Copy whichever lines of the data hold the word "count".

= Beginning of Section =

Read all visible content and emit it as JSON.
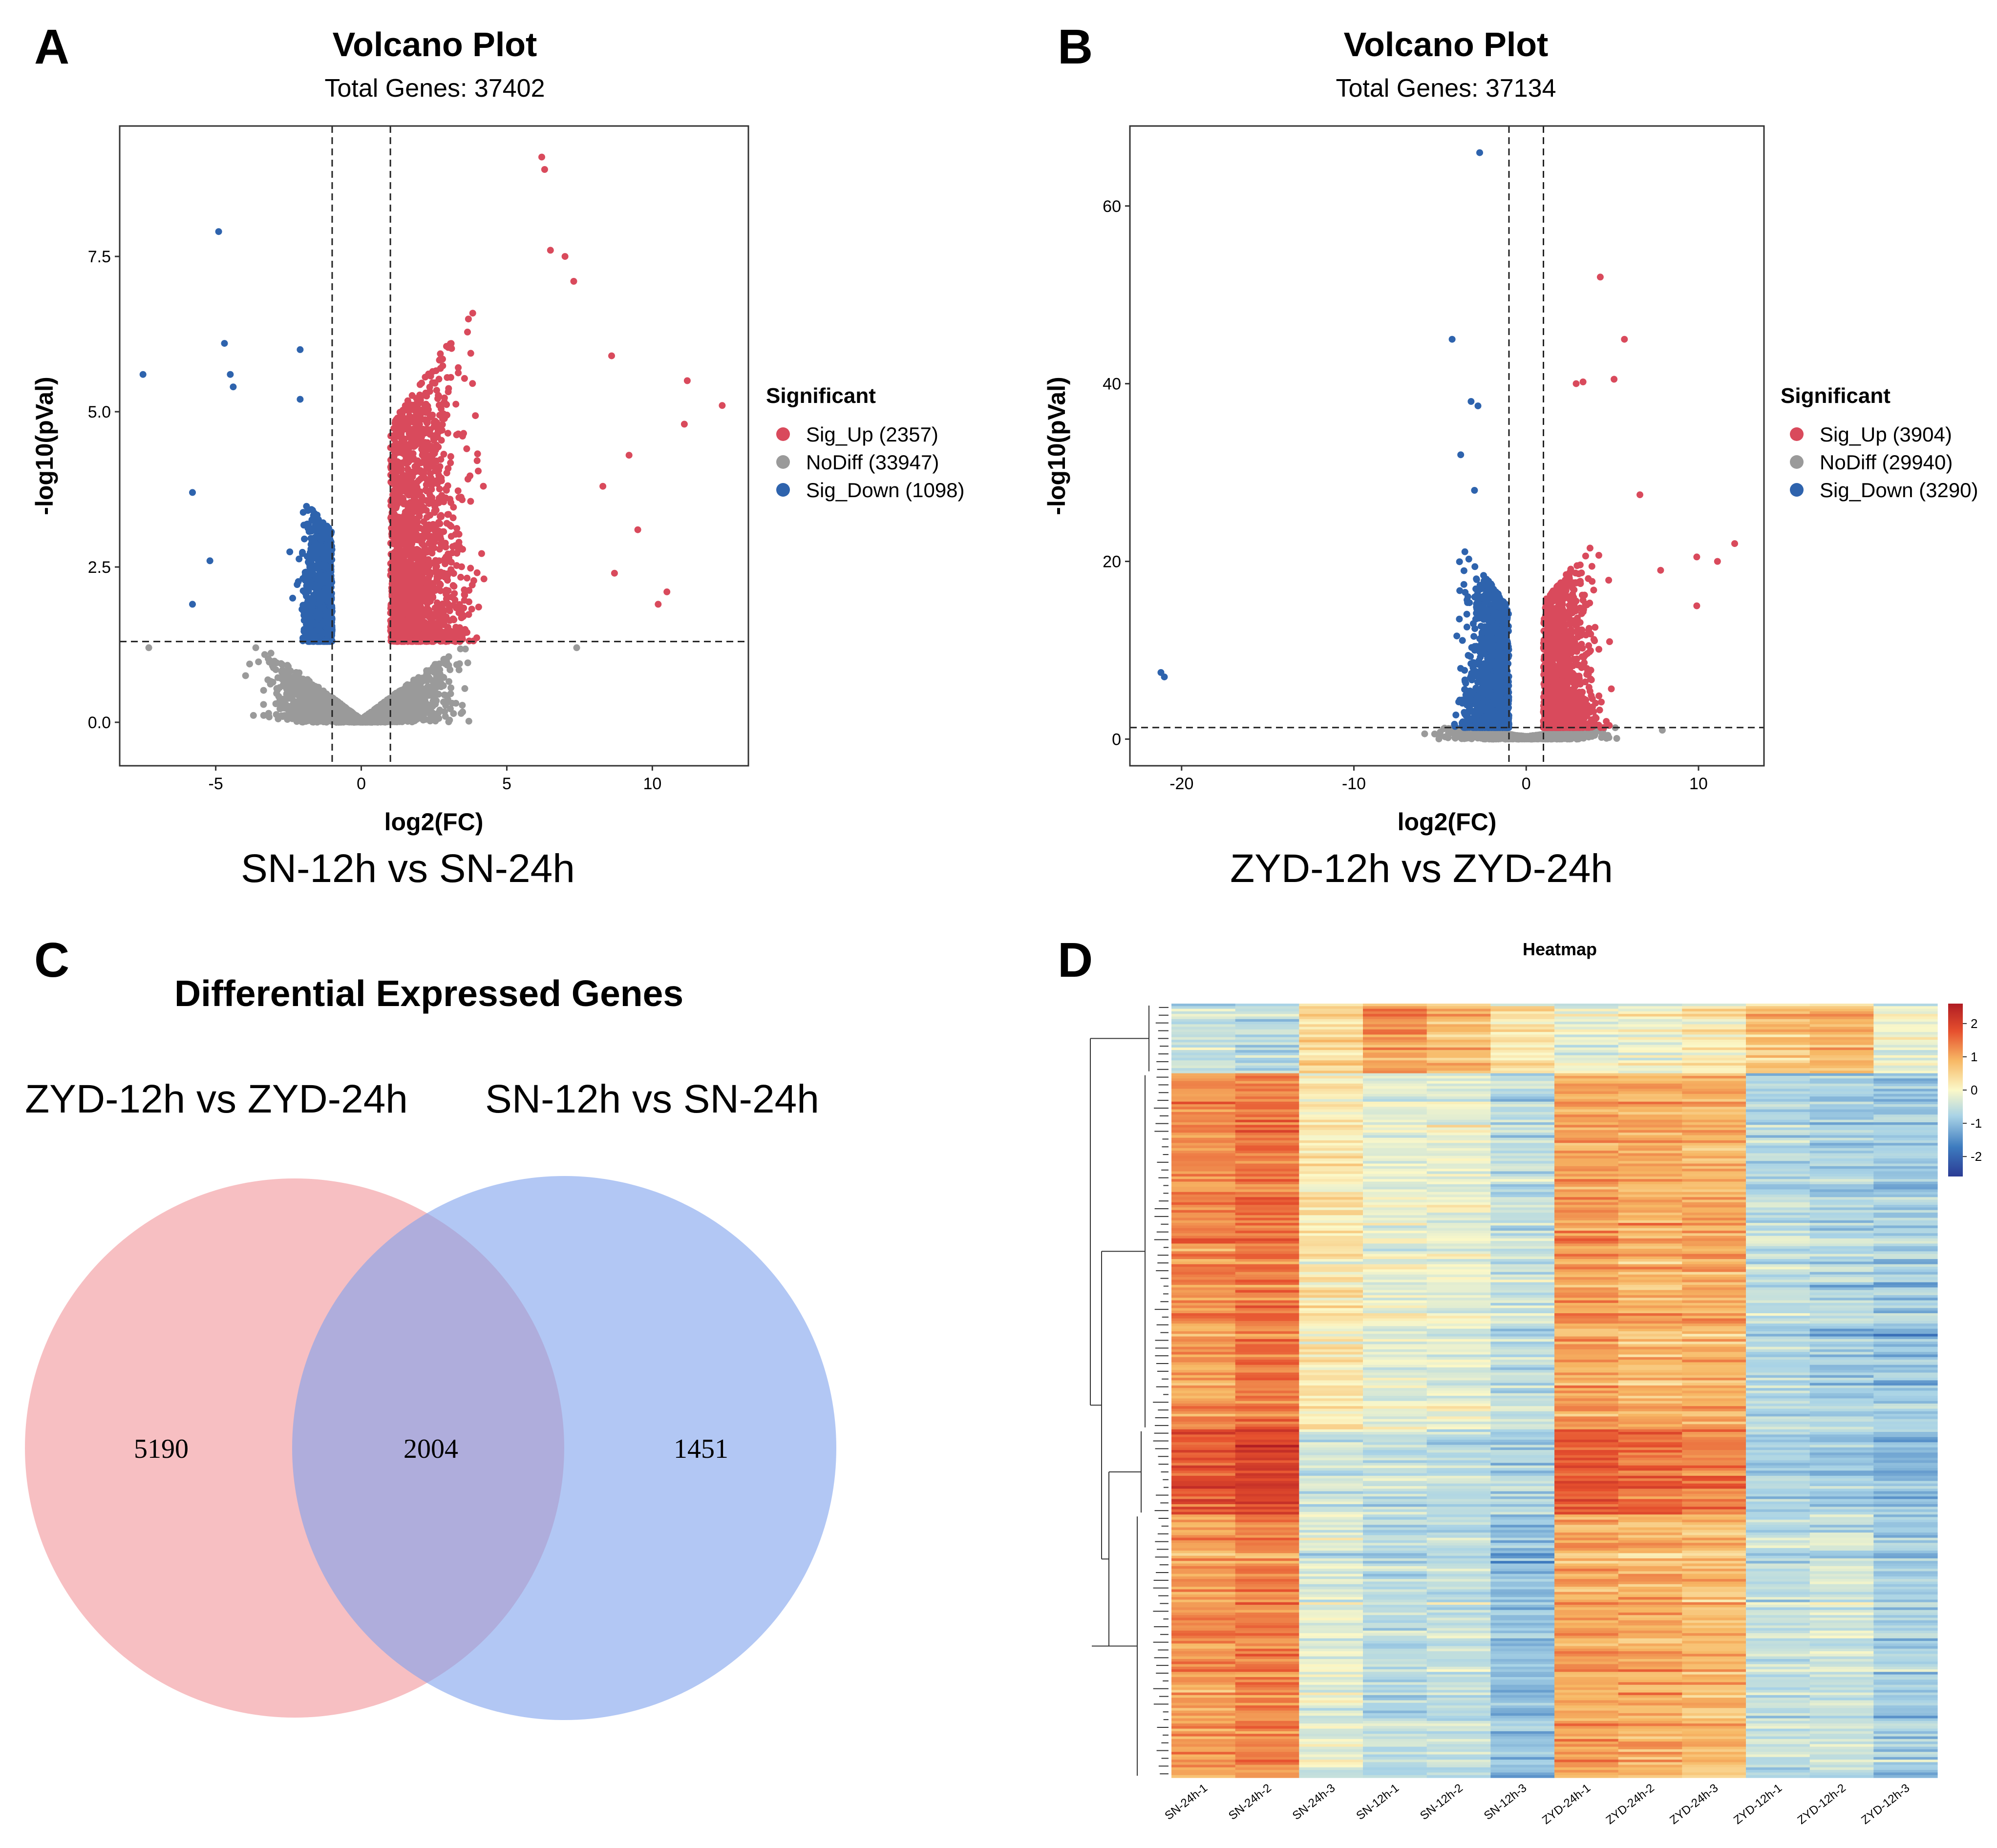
{
  "panels": {
    "A": {
      "letter": "A"
    },
    "B": {
      "letter": "B"
    },
    "C": {
      "letter": "C"
    },
    "D": {
      "letter": "D"
    }
  },
  "chart_data": [
    {
      "id": "A",
      "type": "scatter",
      "title": "Volcano Plot",
      "subtitle": "Total Genes: 37402",
      "xlabel": "log2(FC)",
      "ylabel": "-log10(pVal)",
      "caption": "SN-12h vs SN-24h",
      "xlim": [
        -8.3,
        13.3
      ],
      "ylim": [
        -0.7,
        9.6
      ],
      "xticks": [
        {
          "value": -5,
          "label": "-5"
        },
        {
          "value": 0,
          "label": "0"
        },
        {
          "value": 5,
          "label": "5"
        },
        {
          "value": 10,
          "label": "10"
        }
      ],
      "yticks": [
        {
          "value": 0,
          "label": "0.0"
        },
        {
          "value": 2.5,
          "label": "2.5"
        },
        {
          "value": 5,
          "label": "5.0"
        },
        {
          "value": 7.5,
          "label": "7.5"
        }
      ],
      "fc_threshold": 1,
      "p_threshold": 1.3,
      "legend": {
        "title": "Significant",
        "entries": [
          {
            "name": "Sig_Up",
            "count": 2357,
            "label": "Sig_Up (2357)",
            "color": "#d94a5c"
          },
          {
            "name": "NoDiff",
            "count": 33947,
            "label": "NoDiff (33947)",
            "color": "#9a9a9a"
          },
          {
            "name": "Sig_Down",
            "count": 1098,
            "label": "Sig_Down (1098)",
            "color": "#2e63ad"
          }
        ]
      },
      "highlight_points": [
        {
          "x": 6.2,
          "y": 9.1,
          "g": "up"
        },
        {
          "x": 6.3,
          "y": 8.9,
          "g": "up"
        },
        {
          "x": 6.5,
          "y": 7.6,
          "g": "up"
        },
        {
          "x": 7.0,
          "y": 7.5,
          "g": "up"
        },
        {
          "x": 7.3,
          "y": 7.1,
          "g": "up"
        },
        {
          "x": 11.2,
          "y": 5.5,
          "g": "up"
        },
        {
          "x": 12.4,
          "y": 5.1,
          "g": "up"
        },
        {
          "x": 11.1,
          "y": 4.8,
          "g": "up"
        },
        {
          "x": 8.6,
          "y": 5.9,
          "g": "up"
        },
        {
          "x": 9.2,
          "y": 4.3,
          "g": "up"
        },
        {
          "x": 8.3,
          "y": 3.8,
          "g": "up"
        },
        {
          "x": 9.5,
          "y": 3.1,
          "g": "up"
        },
        {
          "x": 10.5,
          "y": 2.1,
          "g": "up"
        },
        {
          "x": 10.2,
          "y": 1.9,
          "g": "up"
        },
        {
          "x": 8.7,
          "y": 2.4,
          "g": "up"
        },
        {
          "x": -4.9,
          "y": 7.9,
          "g": "down"
        },
        {
          "x": -4.7,
          "y": 6.1,
          "g": "down"
        },
        {
          "x": -2.1,
          "y": 6.0,
          "g": "down"
        },
        {
          "x": -7.5,
          "y": 5.6,
          "g": "down"
        },
        {
          "x": -4.5,
          "y": 5.6,
          "g": "down"
        },
        {
          "x": -4.4,
          "y": 5.4,
          "g": "down"
        },
        {
          "x": -2.1,
          "y": 5.2,
          "g": "down"
        },
        {
          "x": -5.8,
          "y": 3.7,
          "g": "down"
        },
        {
          "x": -5.2,
          "y": 2.6,
          "g": "down"
        },
        {
          "x": -5.8,
          "y": 1.9,
          "g": "down"
        },
        {
          "x": -7.3,
          "y": 1.2,
          "g": "none"
        },
        {
          "x": 7.4,
          "y": 1.2,
          "g": "none"
        }
      ]
    },
    {
      "id": "B",
      "type": "scatter",
      "title": "Volcano Plot",
      "subtitle": "Total Genes: 37134",
      "xlabel": "log2(FC)",
      "ylabel": "-log10(pVal)",
      "caption": "ZYD-12h vs ZYD-24h",
      "xlim": [
        -23,
        13.8
      ],
      "ylim": [
        -3,
        69
      ],
      "xticks": [
        {
          "value": -20,
          "label": "-20"
        },
        {
          "value": -10,
          "label": "-10"
        },
        {
          "value": 0,
          "label": "0"
        },
        {
          "value": 10,
          "label": "10"
        }
      ],
      "yticks": [
        {
          "value": 0,
          "label": "0"
        },
        {
          "value": 20,
          "label": "20"
        },
        {
          "value": 40,
          "label": "40"
        },
        {
          "value": 60,
          "label": "60"
        }
      ],
      "fc_threshold": 1,
      "p_threshold": 1.3,
      "legend": {
        "title": "Significant",
        "entries": [
          {
            "name": "Sig_Up",
            "count": 3904,
            "label": "Sig_Up (3904)",
            "color": "#d94a5c"
          },
          {
            "name": "NoDiff",
            "count": 29940,
            "label": "NoDiff (29940)",
            "color": "#9a9a9a"
          },
          {
            "name": "Sig_Down",
            "count": 3290,
            "label": "Sig_Down (3290)",
            "color": "#2e63ad"
          }
        ]
      },
      "highlight_points": [
        {
          "x": -2.7,
          "y": 66.0,
          "g": "down"
        },
        {
          "x": -4.3,
          "y": 45.0,
          "g": "down"
        },
        {
          "x": -3.2,
          "y": 38.0,
          "g": "down"
        },
        {
          "x": -2.8,
          "y": 37.5,
          "g": "down"
        },
        {
          "x": -21.2,
          "y": 7.5,
          "g": "down"
        },
        {
          "x": -21.0,
          "y": 7.0,
          "g": "down"
        },
        {
          "x": -3.8,
          "y": 32.0,
          "g": "down"
        },
        {
          "x": -3.0,
          "y": 28.0,
          "g": "down"
        },
        {
          "x": 4.3,
          "y": 52.0,
          "g": "up"
        },
        {
          "x": 5.7,
          "y": 45.0,
          "g": "up"
        },
        {
          "x": 5.1,
          "y": 40.5,
          "g": "up"
        },
        {
          "x": 2.9,
          "y": 40.0,
          "g": "up"
        },
        {
          "x": 3.3,
          "y": 40.2,
          "g": "up"
        },
        {
          "x": 12.1,
          "y": 22.0,
          "g": "up"
        },
        {
          "x": 11.1,
          "y": 20.0,
          "g": "up"
        },
        {
          "x": 9.9,
          "y": 20.5,
          "g": "up"
        },
        {
          "x": 7.8,
          "y": 19.0,
          "g": "up"
        },
        {
          "x": 6.6,
          "y": 27.5,
          "g": "up"
        },
        {
          "x": 9.9,
          "y": 15.0,
          "g": "up"
        },
        {
          "x": 7.9,
          "y": 1.0,
          "g": "none"
        }
      ]
    },
    {
      "id": "C",
      "type": "venn",
      "title": "Differential Expressed Genes",
      "sets": [
        {
          "name": "ZYD-12h vs ZYD-24h",
          "only": 5190,
          "color": "#f08a8f"
        },
        {
          "name": "SN-12h vs SN-24h",
          "only": 1451,
          "color": "#7ea1ec"
        }
      ],
      "intersection": 2004
    },
    {
      "id": "D",
      "type": "heatmap",
      "title": "Heatmap",
      "columns": [
        "SN-24h-1",
        "SN-24h-2",
        "SN-24h-3",
        "SN-12h-1",
        "SN-12h-2",
        "SN-12h-3",
        "ZYD-24h-1",
        "ZYD-24h-2",
        "ZYD-24h-3",
        "ZYD-12h-1",
        "ZYD-12h-2",
        "ZYD-12h-3"
      ],
      "scale": {
        "min": -2.6,
        "max": 2.6,
        "ticks": [
          {
            "value": 2,
            "label": "2"
          },
          {
            "value": 1,
            "label": "1"
          },
          {
            "value": 0,
            "label": "0"
          },
          {
            "value": -1,
            "label": "-1"
          },
          {
            "value": -2,
            "label": "-2"
          }
        ]
      },
      "colors": [
        "#2b3b94",
        "#3d7bbf",
        "#a9d3e6",
        "#fbf8c8",
        "#f7b865",
        "#e6502e",
        "#b01c23"
      ],
      "row_clusters": [
        {
          "fraction": 0.09,
          "means": [
            -0.6,
            -0.8,
            0.3,
            1.1,
            0.7,
            0.2,
            -0.3,
            -0.2,
            0.1,
            0.6,
            0.8,
            -0.2
          ]
        },
        {
          "fraction": 0.46,
          "means": [
            1.2,
            1.4,
            0.2,
            -0.2,
            -0.2,
            -0.6,
            1.1,
            0.9,
            0.9,
            -0.7,
            -0.8,
            -0.9
          ]
        },
        {
          "fraction": 0.11,
          "means": [
            1.7,
            2.0,
            -0.5,
            -0.6,
            -0.7,
            -0.8,
            1.7,
            1.5,
            1.3,
            -0.9,
            -1.0,
            -1.1
          ]
        },
        {
          "fraction": 0.34,
          "means": [
            1.1,
            1.3,
            -0.3,
            -0.7,
            -0.6,
            -1.1,
            1.0,
            0.9,
            0.8,
            -0.6,
            -0.5,
            -0.9
          ]
        }
      ]
    }
  ]
}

= End of Section =

SOLUTION BELOW ->
            "count": 2357,
            "count": 33947,
            "count": 1098,
            "count": 3904,
            "count": 29940,
            "count": 3290,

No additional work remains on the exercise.